Stored data:
=======

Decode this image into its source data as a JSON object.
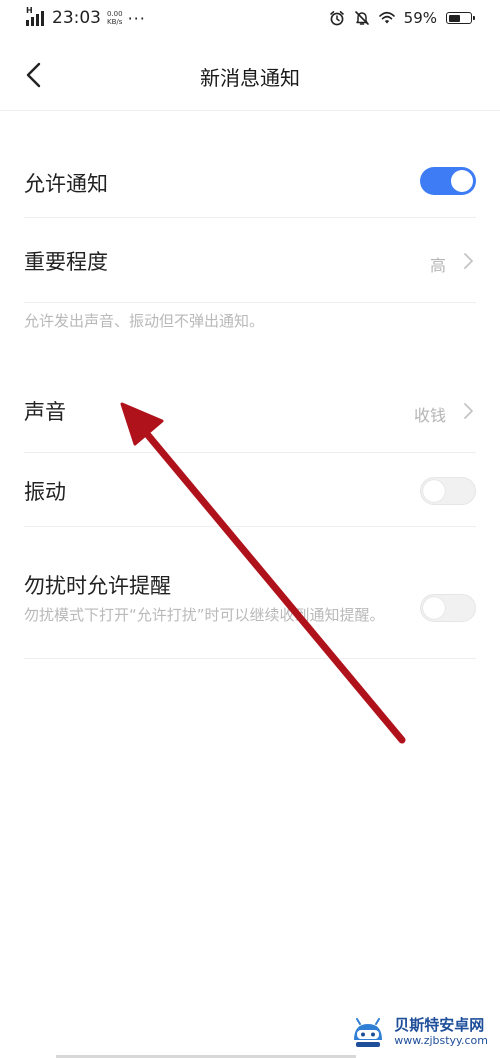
{
  "status_bar": {
    "time": "23:03",
    "net_speed_value": "0.00",
    "net_speed_unit": "KB/s",
    "more": "···",
    "battery_text": "59%",
    "battery_level": 0.59,
    "icons": [
      "signal-icon",
      "alarm-icon",
      "mute-bell-icon",
      "wifi-icon",
      "battery-icon"
    ]
  },
  "header": {
    "title": "新消息通知",
    "back_icon": "chevron-left-icon"
  },
  "settings": {
    "allow_notify": {
      "label": "允许通知",
      "enabled": true
    },
    "importance": {
      "label": "重要程度",
      "value": "高"
    },
    "importance_hint": "允许发出声音、振动但不弹出通知。",
    "sound": {
      "label": "声音",
      "value": "收钱"
    },
    "vibrate": {
      "label": "振动",
      "enabled": false
    },
    "dnd": {
      "label": "勿扰时允许提醒",
      "desc": "勿扰模式下打开“允许打扰”时可以继续收到通知提醒。",
      "enabled": false
    }
  },
  "colors": {
    "accent": "#3e7cf5",
    "annotation_arrow": "#b0121b",
    "watermark": "#1f4f9a"
  },
  "watermark": {
    "title": "贝斯特安卓网",
    "url": "www.zjbstyy.com"
  }
}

=======

Copy out the entries verbatim and leave the images out.

Decode this image into its source data as a JSON object.
{
  "status_bar": {
    "time": "23:03",
    "net_speed_value": "0.00",
    "net_speed_unit": "KB/s",
    "more": "···",
    "battery_text": "59%",
    "battery_level": 0.59,
    "icons": [
      "signal-icon",
      "alarm-icon",
      "mute-bell-icon",
      "wifi-icon",
      "battery-icon"
    ]
  },
  "header": {
    "title": "新消息通知",
    "back_icon": "chevron-left-icon"
  },
  "settings": {
    "allow_notify": {
      "label": "允许通知",
      "enabled": true
    },
    "importance": {
      "label": "重要程度",
      "value": "高"
    },
    "importance_hint": "允许发出声音、振动但不弹出通知。",
    "sound": {
      "label": "声音",
      "value": "收钱"
    },
    "vibrate": {
      "label": "振动",
      "enabled": false
    },
    "dnd": {
      "label": "勿扰时允许提醒",
      "desc": "勿扰模式下打开“允许打扰”时可以继续收到通知提醒。",
      "enabled": false
    }
  },
  "colors": {
    "accent": "#3e7cf5",
    "annotation_arrow": "#b0121b",
    "watermark": "#1f4f9a"
  },
  "watermark": {
    "title": "贝斯特安卓网",
    "url": "www.zjbstyy.com"
  }
}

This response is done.